_Brief_:
Go through the listing and copy each line with the string "proposées".

_Supplied data_:
++++++++++
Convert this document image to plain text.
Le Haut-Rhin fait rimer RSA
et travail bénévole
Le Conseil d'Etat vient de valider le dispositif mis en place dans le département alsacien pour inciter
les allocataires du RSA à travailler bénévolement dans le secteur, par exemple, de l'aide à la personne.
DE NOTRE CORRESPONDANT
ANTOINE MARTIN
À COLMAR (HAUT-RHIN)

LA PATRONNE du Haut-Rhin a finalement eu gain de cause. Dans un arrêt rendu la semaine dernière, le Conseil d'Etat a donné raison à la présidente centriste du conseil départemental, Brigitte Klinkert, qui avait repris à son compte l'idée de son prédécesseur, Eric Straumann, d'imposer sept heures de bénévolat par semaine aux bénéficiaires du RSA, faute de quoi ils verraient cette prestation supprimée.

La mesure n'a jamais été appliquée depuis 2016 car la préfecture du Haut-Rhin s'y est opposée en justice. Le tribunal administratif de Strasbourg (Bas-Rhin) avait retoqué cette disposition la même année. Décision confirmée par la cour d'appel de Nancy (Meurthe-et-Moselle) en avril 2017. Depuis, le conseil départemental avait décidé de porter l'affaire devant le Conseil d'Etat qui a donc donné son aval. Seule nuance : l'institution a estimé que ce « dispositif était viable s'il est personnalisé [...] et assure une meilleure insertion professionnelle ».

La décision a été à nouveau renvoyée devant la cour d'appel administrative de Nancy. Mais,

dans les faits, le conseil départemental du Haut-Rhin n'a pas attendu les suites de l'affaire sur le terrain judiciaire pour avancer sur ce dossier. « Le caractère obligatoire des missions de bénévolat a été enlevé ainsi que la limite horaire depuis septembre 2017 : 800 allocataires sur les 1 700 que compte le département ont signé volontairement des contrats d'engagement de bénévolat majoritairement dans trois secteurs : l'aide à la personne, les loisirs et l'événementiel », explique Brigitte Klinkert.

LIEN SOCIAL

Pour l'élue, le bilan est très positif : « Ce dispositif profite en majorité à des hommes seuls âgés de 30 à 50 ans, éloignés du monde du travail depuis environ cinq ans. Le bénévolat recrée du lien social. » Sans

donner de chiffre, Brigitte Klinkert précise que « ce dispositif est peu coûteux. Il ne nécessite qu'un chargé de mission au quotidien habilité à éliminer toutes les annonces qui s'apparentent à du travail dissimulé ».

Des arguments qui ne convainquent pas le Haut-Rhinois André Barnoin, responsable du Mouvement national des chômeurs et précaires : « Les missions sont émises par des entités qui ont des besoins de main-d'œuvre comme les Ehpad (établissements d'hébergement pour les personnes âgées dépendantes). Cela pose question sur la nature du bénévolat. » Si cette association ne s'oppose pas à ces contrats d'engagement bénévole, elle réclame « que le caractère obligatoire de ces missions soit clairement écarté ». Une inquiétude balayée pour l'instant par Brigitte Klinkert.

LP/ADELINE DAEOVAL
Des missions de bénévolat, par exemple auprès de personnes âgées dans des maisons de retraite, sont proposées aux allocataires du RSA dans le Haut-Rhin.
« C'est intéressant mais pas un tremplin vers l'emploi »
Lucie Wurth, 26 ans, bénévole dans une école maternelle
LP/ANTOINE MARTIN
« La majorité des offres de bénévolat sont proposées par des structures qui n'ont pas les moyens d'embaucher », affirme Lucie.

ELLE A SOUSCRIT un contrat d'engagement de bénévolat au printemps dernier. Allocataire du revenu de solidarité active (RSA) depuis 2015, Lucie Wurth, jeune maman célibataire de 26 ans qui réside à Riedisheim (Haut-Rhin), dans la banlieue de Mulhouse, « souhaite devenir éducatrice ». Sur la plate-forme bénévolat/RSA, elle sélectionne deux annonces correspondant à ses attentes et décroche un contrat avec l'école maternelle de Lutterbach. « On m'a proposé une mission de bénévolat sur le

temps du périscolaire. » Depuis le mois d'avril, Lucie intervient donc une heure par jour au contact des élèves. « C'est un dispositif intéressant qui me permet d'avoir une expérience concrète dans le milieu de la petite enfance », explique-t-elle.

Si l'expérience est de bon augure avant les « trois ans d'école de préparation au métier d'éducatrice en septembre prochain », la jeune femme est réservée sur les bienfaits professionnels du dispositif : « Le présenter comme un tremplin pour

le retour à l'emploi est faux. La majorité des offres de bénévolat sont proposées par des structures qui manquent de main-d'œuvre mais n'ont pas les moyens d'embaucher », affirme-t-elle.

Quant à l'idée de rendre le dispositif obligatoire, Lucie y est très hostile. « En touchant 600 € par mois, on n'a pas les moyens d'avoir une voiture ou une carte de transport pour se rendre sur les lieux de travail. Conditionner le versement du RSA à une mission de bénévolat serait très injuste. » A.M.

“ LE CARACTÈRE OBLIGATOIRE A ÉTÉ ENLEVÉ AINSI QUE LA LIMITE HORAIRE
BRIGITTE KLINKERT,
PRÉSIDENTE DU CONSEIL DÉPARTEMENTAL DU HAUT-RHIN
++++++++++
_The response_:
Des missions de bénévolat, par exemple auprès de personnes âgées dans des maisons de retraite, sont proposées aux allocataires du RSA dans le Haut-Rhin.
« La majorité des offres de bénévolat sont proposées par des structures qui n'ont pas les moyens d'embaucher », affirme Lucie.
le retour à l'emploi est faux. La majorité des offres de bénévolat sont proposées par des structures qui manquent de main-d'œuvre mais n'ont pas les moyens d'embaucher », affirme-t-elle.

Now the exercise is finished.